**Task requirements:** Leave out the pictures; transcribe all else exactly.
--- Record set ---
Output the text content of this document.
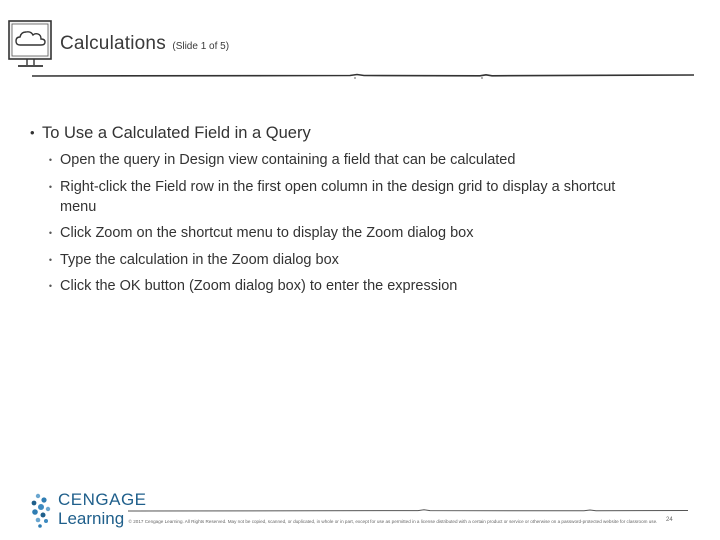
Calculations (Slide 1 of 5)
• To Use a Calculated Field in a Query
• Open the query in Design view containing a field that can be calculated
• Right-click the Field row in the first open column in the design grid to display a shortcut menu
• Click Zoom on the shortcut menu to display the Zoom dialog box
• Type the calculation in the Zoom dialog box
• Click the OK button (Zoom dialog box) to enter the expression
CENGAGE
Learning © 2017 Cengage Learning. All Rights Reserved. May not be copied, scanned, or duplicated, in whole or in part, except for use as permitted in a license distributed with a certain product or service or otherwise on a password-protected website for classroom use. 24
---
**Answer to the exercise:**
Output the text content of this document.
Calculations (Slide 1 of 5)
• To Use a Calculated Field in a Query
• Open the query in Design view containing a field that can be calculated
• Right-click the Field row in the first open column in the design grid to display a shortcut menu
• Click Zoom on the shortcut menu to display the Zoom dialog box
• Type the calculation in the Zoom dialog box
• Click the OK button (Zoom dialog box) to enter the expression
CENGAGE
Learning © 2017 Cengage Learning. All Rights Reserved. May not be copied, scanned, or duplicated, in whole or in part, except for use as permitted in a license distributed with a certain product or service or otherwise on a password-protected website for classroom use. 24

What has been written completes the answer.